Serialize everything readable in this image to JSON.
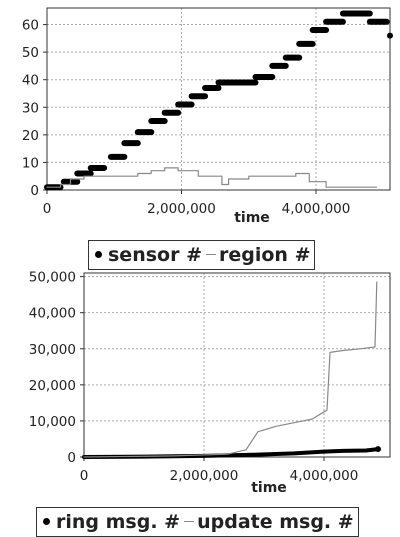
{
  "chart_data": [
    {
      "type": "line",
      "xlabel": "time",
      "xlim": [
        0,
        5100000
      ],
      "ylim": [
        0,
        66
      ],
      "xticks": [
        "0",
        "2,000,000",
        "4,000,000"
      ],
      "yticks": [
        "0",
        "10",
        "20",
        "30",
        "40",
        "50",
        "60"
      ],
      "grid": true,
      "legend_position": "bottom-center",
      "series": [
        {
          "name": "sensor #",
          "style": "thick-black-steps",
          "color": "#000000",
          "segments": [
            [
              0,
              200000,
              1
            ],
            [
              250000,
              450000,
              3
            ],
            [
              450000,
              650000,
              6
            ],
            [
              650000,
              850000,
              8
            ],
            [
              950000,
              1150000,
              12
            ],
            [
              1150000,
              1350000,
              17
            ],
            [
              1350000,
              1550000,
              21
            ],
            [
              1550000,
              1750000,
              25
            ],
            [
              1750000,
              1950000,
              28
            ],
            [
              1950000,
              2150000,
              31
            ],
            [
              2150000,
              2350000,
              34
            ],
            [
              2350000,
              2550000,
              37
            ],
            [
              2550000,
              3100000,
              39
            ],
            [
              3100000,
              3350000,
              41
            ],
            [
              3350000,
              3550000,
              45
            ],
            [
              3550000,
              3750000,
              48
            ],
            [
              3750000,
              3950000,
              53
            ],
            [
              3950000,
              4150000,
              58
            ],
            [
              4150000,
              4400000,
              61
            ],
            [
              4400000,
              4800000,
              64
            ],
            [
              4800000,
              5050000,
              61
            ]
          ],
          "points": [
            [
              5100000,
              56
            ]
          ]
        },
        {
          "name": "region #",
          "style": "thin-gray-line",
          "color": "#888888",
          "points": [
            [
              0,
              1
            ],
            [
              200000,
              1
            ],
            [
              200000,
              2
            ],
            [
              350000,
              2
            ],
            [
              350000,
              4
            ],
            [
              550000,
              4
            ],
            [
              550000,
              5
            ],
            [
              1350000,
              5
            ],
            [
              1350000,
              6
            ],
            [
              1550000,
              6
            ],
            [
              1550000,
              7
            ],
            [
              1750000,
              7
            ],
            [
              1750000,
              8
            ],
            [
              1950000,
              8
            ],
            [
              1950000,
              7
            ],
            [
              2250000,
              7
            ],
            [
              2250000,
              5
            ],
            [
              2600000,
              5
            ],
            [
              2600000,
              2
            ],
            [
              2700000,
              2
            ],
            [
              2700000,
              4
            ],
            [
              3000000,
              4
            ],
            [
              3000000,
              5
            ],
            [
              3700000,
              5
            ],
            [
              3700000,
              6
            ],
            [
              3900000,
              6
            ],
            [
              3900000,
              3
            ],
            [
              4150000,
              3
            ],
            [
              4150000,
              1
            ],
            [
              4900000,
              1
            ]
          ]
        }
      ]
    },
    {
      "type": "line",
      "xlabel": "time",
      "xlim": [
        0,
        5100000
      ],
      "ylim": [
        0,
        51000
      ],
      "xticks": [
        "0",
        "2,000,000",
        "4,000,000"
      ],
      "yticks": [
        "0",
        "10,000",
        "20,000",
        "30,000",
        "40,000",
        "50,000"
      ],
      "grid": true,
      "legend_position": "bottom-center",
      "series": [
        {
          "name": "ring msg. #",
          "style": "thick-black-line",
          "color": "#000000",
          "points": [
            [
              0,
              0
            ],
            [
              1000000,
              100
            ],
            [
              2000000,
              300
            ],
            [
              2800000,
              600
            ],
            [
              3500000,
              1000
            ],
            [
              4000000,
              1500
            ],
            [
              4300000,
              1700
            ],
            [
              4700000,
              1800
            ],
            [
              4900000,
              2200
            ]
          ]
        },
        {
          "name": "update msg. #",
          "style": "thin-gray-line",
          "color": "#888888",
          "points": [
            [
              0,
              0
            ],
            [
              1500000,
              300
            ],
            [
              2400000,
              800
            ],
            [
              2700000,
              2000
            ],
            [
              2900000,
              7000
            ],
            [
              3200000,
              8500
            ],
            [
              3500000,
              9500
            ],
            [
              3800000,
              10500
            ],
            [
              3950000,
              12000
            ],
            [
              4050000,
              13000
            ],
            [
              4100000,
              29000
            ],
            [
              4300000,
              29500
            ],
            [
              4600000,
              30000
            ],
            [
              4850000,
              30500
            ],
            [
              4880000,
              48500
            ]
          ]
        }
      ]
    }
  ]
}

# # # # # # #

# SET TASK:
Your task is to list each line of the records with the word "name".

# THE RESULT:
          "name": "sensor #",
          "name": "region #",
          "name": "ring msg. #",
          "name": "update msg. #",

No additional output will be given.